EXERCISE DESCRIPTION:
Produce an exact copy of all the data below, dropping every image.
— Begin STORED RECORDS —
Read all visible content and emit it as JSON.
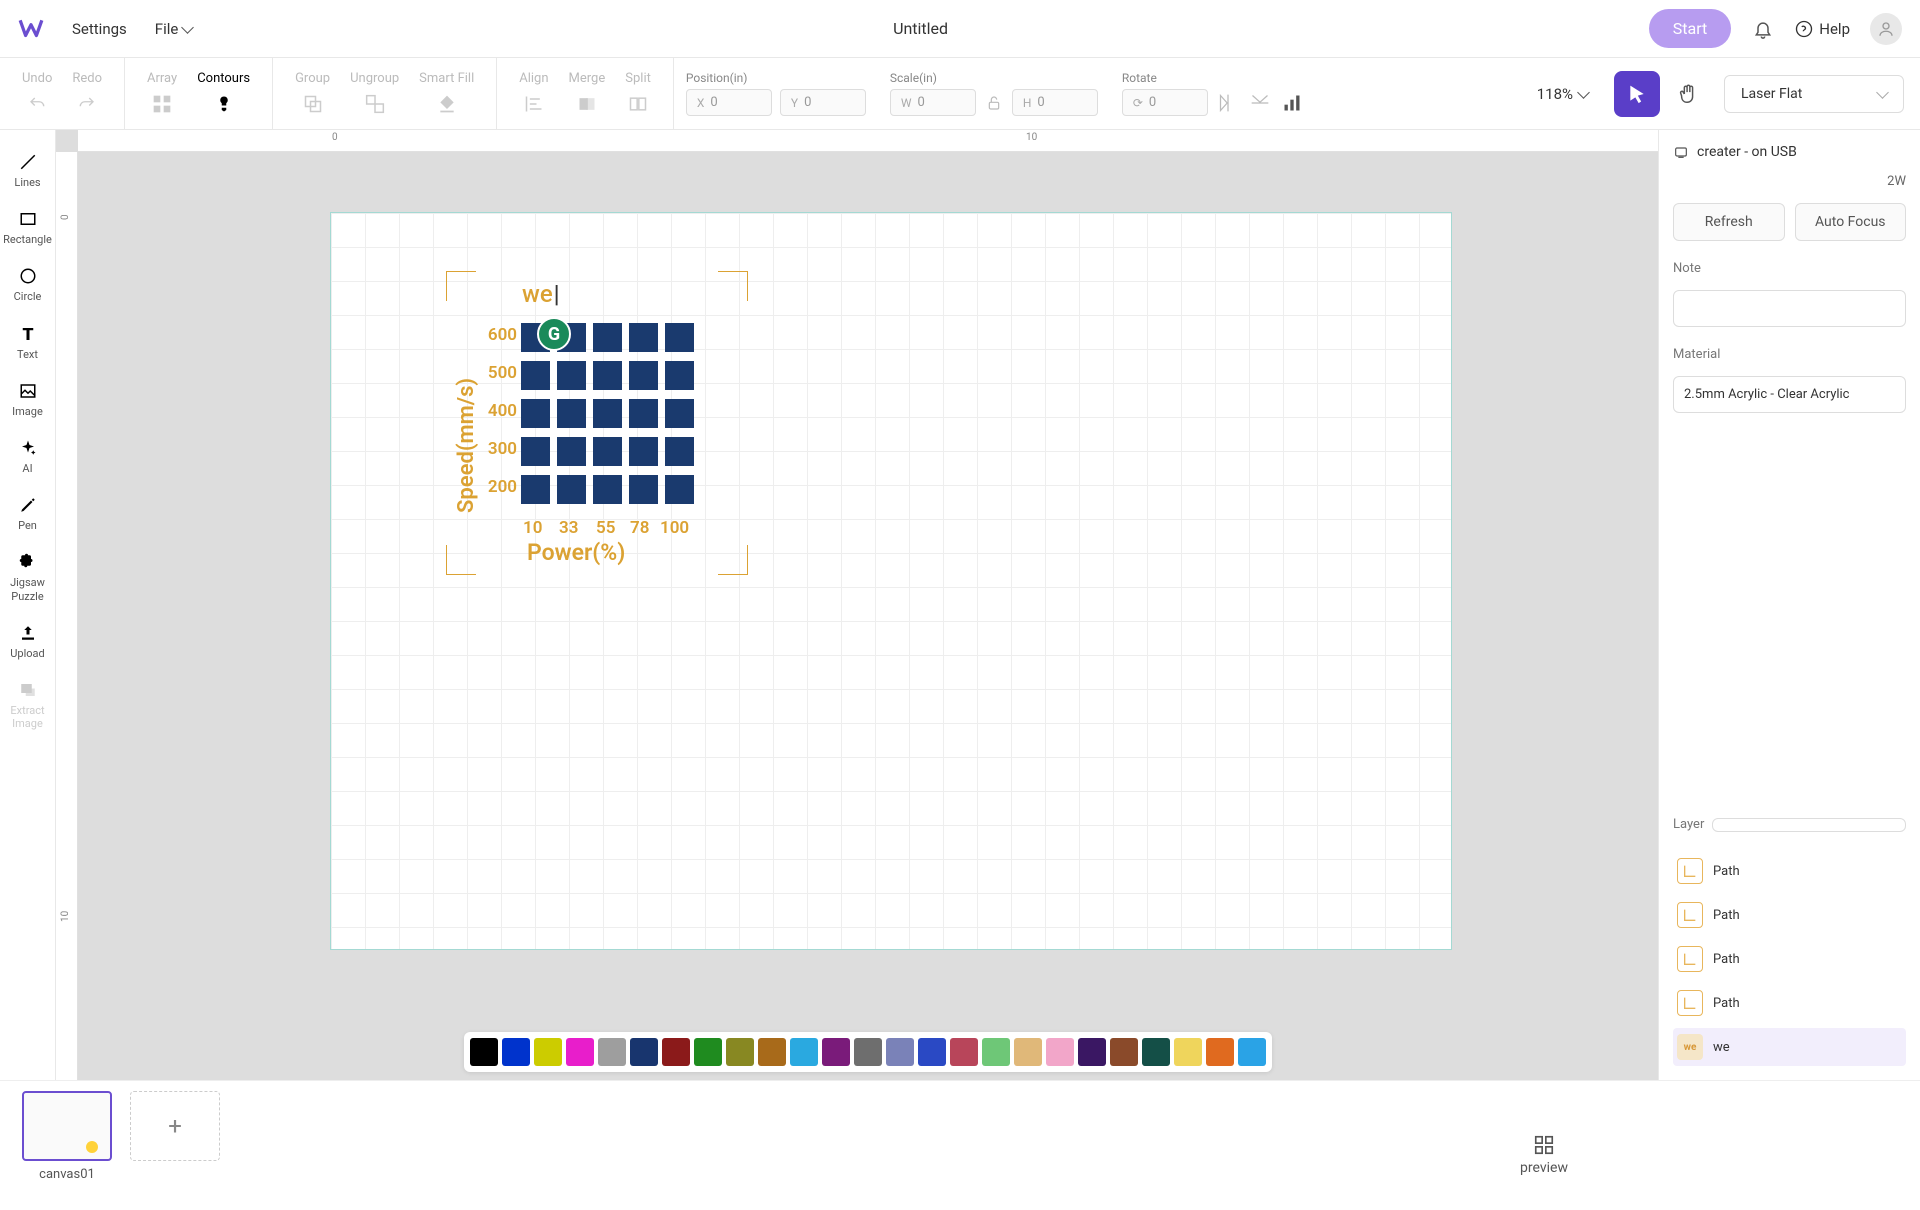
{
  "header": {
    "settings": "Settings",
    "file": "File",
    "title": "Untitled",
    "start": "Start",
    "help": "Help"
  },
  "toolbar": {
    "undo": "Undo",
    "redo": "Redo",
    "array": "Array",
    "contours": "Contours",
    "group": "Group",
    "ungroup": "Ungroup",
    "smartfill": "Smart Fill",
    "align": "Align",
    "merge": "Merge",
    "split": "Split",
    "position_lbl": "Position(in)",
    "scale_lbl": "Scale(in)",
    "rotate_lbl": "Rotate",
    "x": "0",
    "y": "0",
    "w": "0",
    "h": "0",
    "rot": "0",
    "zoom": "118%",
    "mode": "Laser Flat"
  },
  "sidetools": {
    "lines": "Lines",
    "rectangle": "Rectangle",
    "circle": "Circle",
    "text": "Text",
    "image": "Image",
    "ai": "AI",
    "pen": "Pen",
    "jigsaw": "Jigsaw\nPuzzle",
    "upload": "Upload",
    "extract": "Extract\nImage"
  },
  "ruler": {
    "h0": "0",
    "h10": "10",
    "v0": "0",
    "v10": "10"
  },
  "chart_data": {
    "type": "heatmap",
    "title": "we",
    "xlabel": "Power(%)",
    "ylabel": "Speed(mm/s)",
    "x_ticks": [
      "10",
      "33",
      "55",
      "78",
      "100"
    ],
    "y_ticks": [
      "600",
      "500",
      "400",
      "300",
      "200"
    ],
    "rows": 5,
    "cols": 5,
    "cell_color": "#1a3a6e",
    "label_color": "#dba233"
  },
  "palette": [
    "#000000",
    "#0033cc",
    "#cccc00",
    "#e81ecb",
    "#9e9e9e",
    "#18356e",
    "#8b1a1a",
    "#1f8b1f",
    "#888822",
    "#a86a1a",
    "#2aa9e0",
    "#7a1b7a",
    "#6e6e6e",
    "#7a82b8",
    "#2a49c4",
    "#b8455a",
    "#6ec777",
    "#e0b879",
    "#f2a6c9",
    "#3a1763",
    "#8a4a2a",
    "#144f47",
    "#efd55c",
    "#e06a1f",
    "#2aa3e6"
  ],
  "footer": {
    "canvas_name": "canvas01",
    "preview": "preview"
  },
  "rpanel": {
    "device": "creater - on USB",
    "watt": "2W",
    "refresh": "Refresh",
    "autofocus": "Auto Focus",
    "note_lbl": "Note",
    "material_lbl": "Material",
    "material_val": "2.5mm Acrylic - Clear Acrylic",
    "layer_lbl": "Layer",
    "layers": [
      {
        "type": "path",
        "name": "Path"
      },
      {
        "type": "path",
        "name": "Path"
      },
      {
        "type": "path",
        "name": "Path"
      },
      {
        "type": "path",
        "name": "Path"
      },
      {
        "type": "text",
        "name": "we"
      }
    ]
  }
}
— End STORED RECORDS —
THE RESPONSE:
Read all visible content and emit it as JSON.
{
  "header": {
    "settings": "Settings",
    "file": "File",
    "title": "Untitled",
    "start": "Start",
    "help": "Help"
  },
  "toolbar": {
    "undo": "Undo",
    "redo": "Redo",
    "array": "Array",
    "contours": "Contours",
    "group": "Group",
    "ungroup": "Ungroup",
    "smartfill": "Smart Fill",
    "align": "Align",
    "merge": "Merge",
    "split": "Split",
    "position_lbl": "Position(in)",
    "scale_lbl": "Scale(in)",
    "rotate_lbl": "Rotate",
    "x": "0",
    "y": "0",
    "w": "0",
    "h": "0",
    "rot": "0",
    "zoom": "118%",
    "mode": "Laser Flat"
  },
  "sidetools": {
    "lines": "Lines",
    "rectangle": "Rectangle",
    "circle": "Circle",
    "text": "Text",
    "image": "Image",
    "ai": "AI",
    "pen": "Pen",
    "jigsaw": "Jigsaw\nPuzzle",
    "upload": "Upload",
    "extract": "Extract\nImage"
  },
  "ruler": {
    "h0": "0",
    "h10": "10",
    "v0": "0",
    "v10": "10"
  },
  "chart_data": {
    "type": "heatmap",
    "title": "we",
    "xlabel": "Power(%)",
    "ylabel": "Speed(mm/s)",
    "x_ticks": [
      "10",
      "33",
      "55",
      "78",
      "100"
    ],
    "y_ticks": [
      "600",
      "500",
      "400",
      "300",
      "200"
    ],
    "rows": 5,
    "cols": 5,
    "cell_color": "#1a3a6e",
    "label_color": "#dba233"
  },
  "palette": [
    "#000000",
    "#0033cc",
    "#cccc00",
    "#e81ecb",
    "#9e9e9e",
    "#18356e",
    "#8b1a1a",
    "#1f8b1f",
    "#888822",
    "#a86a1a",
    "#2aa9e0",
    "#7a1b7a",
    "#6e6e6e",
    "#7a82b8",
    "#2a49c4",
    "#b8455a",
    "#6ec777",
    "#e0b879",
    "#f2a6c9",
    "#3a1763",
    "#8a4a2a",
    "#144f47",
    "#efd55c",
    "#e06a1f",
    "#2aa3e6"
  ],
  "footer": {
    "canvas_name": "canvas01",
    "preview": "preview"
  },
  "rpanel": {
    "device": "creater - on USB",
    "watt": "2W",
    "refresh": "Refresh",
    "autofocus": "Auto Focus",
    "note_lbl": "Note",
    "material_lbl": "Material",
    "material_val": "2.5mm Acrylic - Clear Acrylic",
    "layer_lbl": "Layer",
    "layers": [
      {
        "type": "path",
        "name": "Path"
      },
      {
        "type": "path",
        "name": "Path"
      },
      {
        "type": "path",
        "name": "Path"
      },
      {
        "type": "path",
        "name": "Path"
      },
      {
        "type": "text",
        "name": "we"
      }
    ]
  }
}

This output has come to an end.